## Aim
Check each line for the string "value", then give only how many lines have it.

═══ Supplied entries ═══

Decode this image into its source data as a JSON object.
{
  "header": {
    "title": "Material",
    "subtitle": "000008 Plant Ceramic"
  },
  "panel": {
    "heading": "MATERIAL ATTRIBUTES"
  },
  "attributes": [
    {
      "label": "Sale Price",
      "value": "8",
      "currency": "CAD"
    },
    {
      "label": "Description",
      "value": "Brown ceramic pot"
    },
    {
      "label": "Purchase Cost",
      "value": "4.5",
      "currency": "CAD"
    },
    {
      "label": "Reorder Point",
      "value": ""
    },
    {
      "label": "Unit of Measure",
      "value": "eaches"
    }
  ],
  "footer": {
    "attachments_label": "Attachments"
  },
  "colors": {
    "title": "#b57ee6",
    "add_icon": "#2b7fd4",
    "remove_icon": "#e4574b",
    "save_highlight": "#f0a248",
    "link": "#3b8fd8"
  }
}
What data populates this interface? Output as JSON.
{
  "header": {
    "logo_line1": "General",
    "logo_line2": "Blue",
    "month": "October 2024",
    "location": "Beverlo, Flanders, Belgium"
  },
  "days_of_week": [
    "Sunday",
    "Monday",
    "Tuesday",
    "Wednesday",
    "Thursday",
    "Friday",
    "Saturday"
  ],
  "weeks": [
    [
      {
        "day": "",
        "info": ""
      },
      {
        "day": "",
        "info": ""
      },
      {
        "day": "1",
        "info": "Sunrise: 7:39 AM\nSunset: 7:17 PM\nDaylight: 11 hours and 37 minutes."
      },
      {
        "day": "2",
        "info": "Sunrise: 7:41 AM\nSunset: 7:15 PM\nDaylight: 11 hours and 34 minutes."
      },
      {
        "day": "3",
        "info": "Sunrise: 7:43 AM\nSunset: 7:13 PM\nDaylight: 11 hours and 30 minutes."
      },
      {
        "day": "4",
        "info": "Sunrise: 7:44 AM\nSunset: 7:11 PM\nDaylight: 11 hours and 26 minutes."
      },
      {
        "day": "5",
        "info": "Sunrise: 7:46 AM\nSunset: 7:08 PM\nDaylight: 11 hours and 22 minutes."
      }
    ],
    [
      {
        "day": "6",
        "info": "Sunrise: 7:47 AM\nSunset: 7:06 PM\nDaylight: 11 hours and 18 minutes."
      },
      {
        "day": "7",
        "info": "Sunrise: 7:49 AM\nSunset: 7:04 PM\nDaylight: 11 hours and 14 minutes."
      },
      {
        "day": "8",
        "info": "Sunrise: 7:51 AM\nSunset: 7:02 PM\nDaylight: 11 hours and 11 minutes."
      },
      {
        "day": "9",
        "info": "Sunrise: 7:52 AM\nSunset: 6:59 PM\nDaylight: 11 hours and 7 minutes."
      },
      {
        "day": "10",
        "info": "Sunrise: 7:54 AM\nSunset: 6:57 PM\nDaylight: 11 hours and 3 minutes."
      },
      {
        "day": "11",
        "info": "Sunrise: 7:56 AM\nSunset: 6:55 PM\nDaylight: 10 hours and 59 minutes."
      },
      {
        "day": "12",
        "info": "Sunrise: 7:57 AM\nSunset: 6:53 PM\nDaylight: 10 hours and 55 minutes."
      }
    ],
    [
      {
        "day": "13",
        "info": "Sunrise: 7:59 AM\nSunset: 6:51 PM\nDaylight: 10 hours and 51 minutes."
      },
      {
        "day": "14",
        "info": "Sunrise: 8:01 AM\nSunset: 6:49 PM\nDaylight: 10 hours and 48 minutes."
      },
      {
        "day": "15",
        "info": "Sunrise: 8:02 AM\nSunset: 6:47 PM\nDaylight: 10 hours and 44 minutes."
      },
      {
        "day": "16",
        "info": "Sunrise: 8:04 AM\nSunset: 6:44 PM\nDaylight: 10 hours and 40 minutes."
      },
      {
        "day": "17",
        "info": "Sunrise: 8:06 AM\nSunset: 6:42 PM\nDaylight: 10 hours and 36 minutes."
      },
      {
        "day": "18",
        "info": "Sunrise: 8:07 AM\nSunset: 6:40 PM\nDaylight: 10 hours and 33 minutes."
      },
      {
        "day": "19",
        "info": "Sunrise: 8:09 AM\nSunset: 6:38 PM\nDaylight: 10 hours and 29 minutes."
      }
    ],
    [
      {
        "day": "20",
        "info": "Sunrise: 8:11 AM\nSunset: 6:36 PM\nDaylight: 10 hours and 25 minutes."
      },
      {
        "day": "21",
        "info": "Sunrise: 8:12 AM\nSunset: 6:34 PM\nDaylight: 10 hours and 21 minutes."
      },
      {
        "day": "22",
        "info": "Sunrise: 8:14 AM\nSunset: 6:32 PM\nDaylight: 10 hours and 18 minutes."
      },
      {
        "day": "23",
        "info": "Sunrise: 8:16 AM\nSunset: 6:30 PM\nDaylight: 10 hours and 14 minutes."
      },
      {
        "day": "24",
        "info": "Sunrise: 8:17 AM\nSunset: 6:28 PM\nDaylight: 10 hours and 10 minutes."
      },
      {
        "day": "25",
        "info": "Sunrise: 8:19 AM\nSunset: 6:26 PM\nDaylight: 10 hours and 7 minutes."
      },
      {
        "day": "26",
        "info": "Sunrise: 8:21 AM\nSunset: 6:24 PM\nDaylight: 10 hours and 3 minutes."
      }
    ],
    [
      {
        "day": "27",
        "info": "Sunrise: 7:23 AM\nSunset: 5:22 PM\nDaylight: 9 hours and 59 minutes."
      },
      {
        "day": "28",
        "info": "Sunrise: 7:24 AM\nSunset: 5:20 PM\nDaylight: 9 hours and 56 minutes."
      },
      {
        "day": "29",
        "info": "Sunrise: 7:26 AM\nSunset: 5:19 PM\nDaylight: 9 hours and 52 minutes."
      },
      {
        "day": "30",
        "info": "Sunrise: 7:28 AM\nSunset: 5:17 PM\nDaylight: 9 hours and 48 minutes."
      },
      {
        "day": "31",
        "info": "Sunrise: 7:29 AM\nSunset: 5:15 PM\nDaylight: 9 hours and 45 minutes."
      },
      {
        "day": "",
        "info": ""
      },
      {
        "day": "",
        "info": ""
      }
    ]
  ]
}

═══

## Exercise output
5